# Aim
Pictures are not part of the copy; repeat everything else in the records exactly.

# Data for this exercise
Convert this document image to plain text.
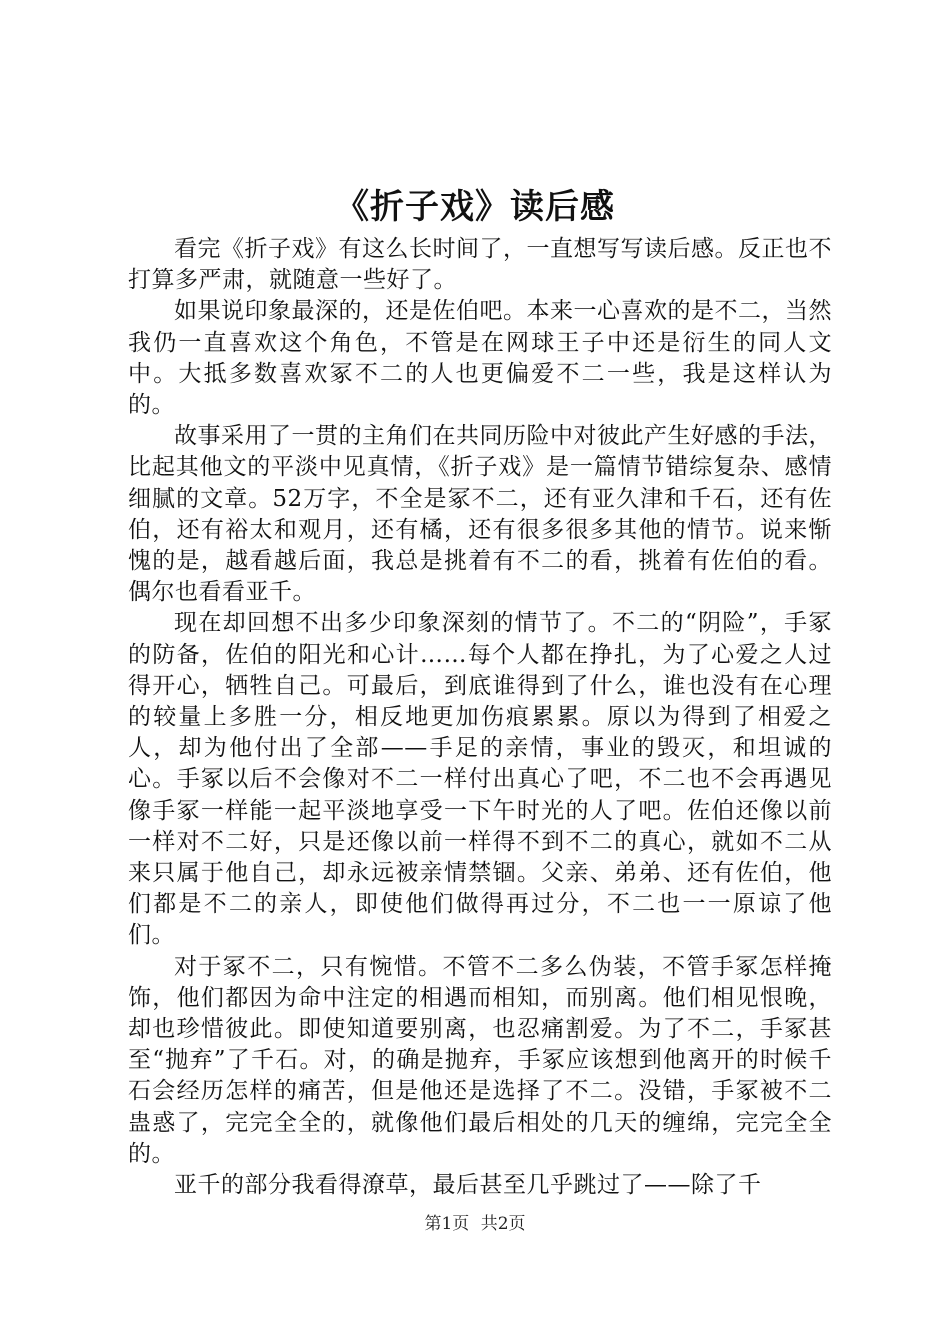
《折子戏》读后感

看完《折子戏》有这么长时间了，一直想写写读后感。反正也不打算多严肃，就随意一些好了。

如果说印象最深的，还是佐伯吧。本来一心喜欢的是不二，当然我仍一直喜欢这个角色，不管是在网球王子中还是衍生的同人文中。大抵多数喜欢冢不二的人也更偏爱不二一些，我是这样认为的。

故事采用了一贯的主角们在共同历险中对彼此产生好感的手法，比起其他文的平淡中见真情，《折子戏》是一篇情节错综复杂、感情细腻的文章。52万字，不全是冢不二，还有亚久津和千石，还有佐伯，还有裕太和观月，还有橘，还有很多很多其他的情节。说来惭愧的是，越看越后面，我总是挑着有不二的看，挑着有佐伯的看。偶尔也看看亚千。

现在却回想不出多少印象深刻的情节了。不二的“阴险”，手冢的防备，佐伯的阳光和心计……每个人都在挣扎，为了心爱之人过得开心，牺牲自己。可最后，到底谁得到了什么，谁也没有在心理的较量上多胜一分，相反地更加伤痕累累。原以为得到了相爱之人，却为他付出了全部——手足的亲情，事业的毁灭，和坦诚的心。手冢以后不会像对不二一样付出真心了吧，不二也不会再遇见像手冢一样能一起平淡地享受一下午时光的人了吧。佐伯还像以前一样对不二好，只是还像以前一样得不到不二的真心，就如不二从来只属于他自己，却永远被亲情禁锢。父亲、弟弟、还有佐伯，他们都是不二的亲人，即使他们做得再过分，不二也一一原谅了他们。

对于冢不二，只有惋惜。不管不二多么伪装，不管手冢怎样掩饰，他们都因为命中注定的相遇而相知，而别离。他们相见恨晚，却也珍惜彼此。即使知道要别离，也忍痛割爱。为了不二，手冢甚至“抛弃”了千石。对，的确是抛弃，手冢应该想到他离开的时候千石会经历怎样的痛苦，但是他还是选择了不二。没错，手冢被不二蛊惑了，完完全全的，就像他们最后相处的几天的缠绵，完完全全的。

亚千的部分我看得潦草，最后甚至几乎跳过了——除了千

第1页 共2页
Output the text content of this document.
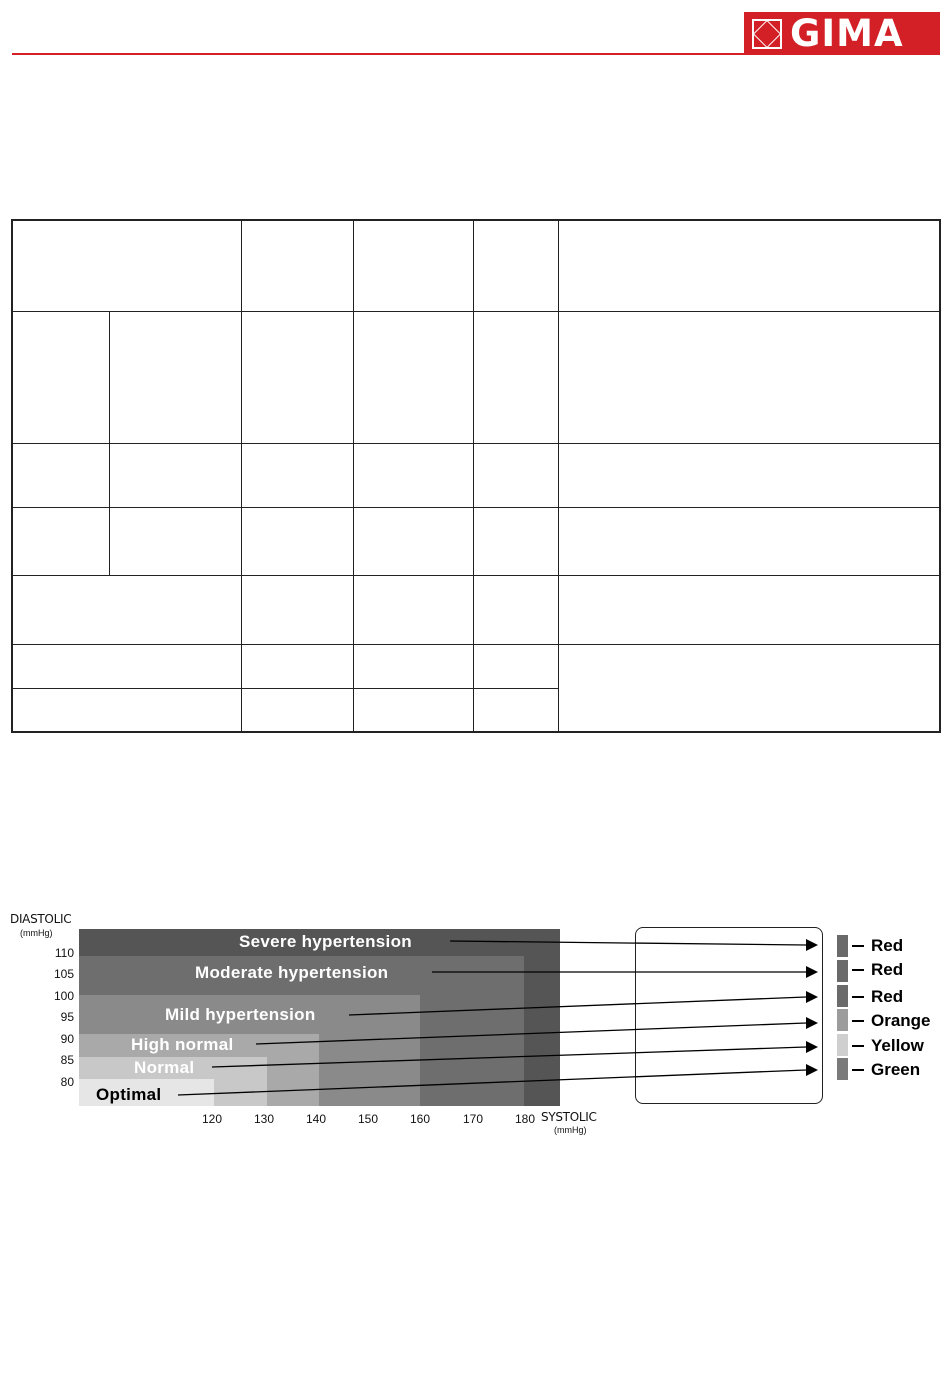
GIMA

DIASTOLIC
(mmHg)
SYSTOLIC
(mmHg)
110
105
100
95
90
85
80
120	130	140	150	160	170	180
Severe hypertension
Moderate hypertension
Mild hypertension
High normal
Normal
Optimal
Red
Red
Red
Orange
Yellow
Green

# Result of this task
Convert this document image to plain text.
《折子戏》读后感

看完《折子戏》有这么长时间了，一直想写写读后感。反正也不打算多严肃，就随意一些好了。

如果说印象最深的，还是佐伯吧。本来一心喜欢的是不二，当然我仍一直喜欢这个角色，不管是在网球王子中还是衍生的同人文中。大抵多数喜欢冢不二的人也更偏爱不二一些，我是这样认为的。

故事采用了一贯的主角们在共同历险中对彼此产生好感的手法，比起其他文的平淡中见真情，《折子戏》是一篇情节错综复杂、感情细腻的文章。52万字，不全是冢不二，还有亚久津和千石，还有佐伯，还有裕太和观月，还有橘，还有很多很多其他的情节。说来惭愧的是，越看越后面，我总是挑着有不二的看，挑着有佐伯的看。偶尔也看看亚千。

现在却回想不出多少印象深刻的情节了。不二的“阴险”，手冢的防备，佐伯的阳光和心计……每个人都在挣扎，为了心爱之人过得开心，牺牲自己。可最后，到底谁得到了什么，谁也没有在心理的较量上多胜一分，相反地更加伤痕累累。原以为得到了相爱之人，却为他付出了全部——手足的亲情，事业的毁灭，和坦诚的心。手冢以后不会像对不二一样付出真心了吧，不二也不会再遇见像手冢一样能一起平淡地享受一下午时光的人了吧。佐伯还像以前一样对不二好，只是还像以前一样得不到不二的真心，就如不二从来只属于他自己，却永远被亲情禁锢。父亲、弟弟、还有佐伯，他们都是不二的亲人，即使他们做得再过分，不二也一一原谅了他们。

对于冢不二，只有惋惜。不管不二多么伪装，不管手冢怎样掩饰，他们都因为命中注定的相遇而相知，而别离。他们相见恨晚，却也珍惜彼此。即使知道要别离，也忍痛割爱。为了不二，手冢甚至“抛弃”了千石。对，的确是抛弃，手冢应该想到他离开的时候千石会经历怎样的痛苦，但是他还是选择了不二。没错，手冢被不二蛊惑了，完完全全的，就像他们最后相处的几天的缠绵，完完全全的。

亚千的部分我看得潦草，最后甚至几乎跳过了——除了千

第1页 共2页
Output the text content of this document.
GIMA

DIASTOLIC
(mmHg)
SYSTOLIC
(mmHg)
110
105
100
95
90
85
80
120	130	140	150	160	170	180
Severe hypertension
Moderate hypertension
Mild hypertension
High normal
Normal
Optimal
Red
Red
Red
Orange
Yellow
Green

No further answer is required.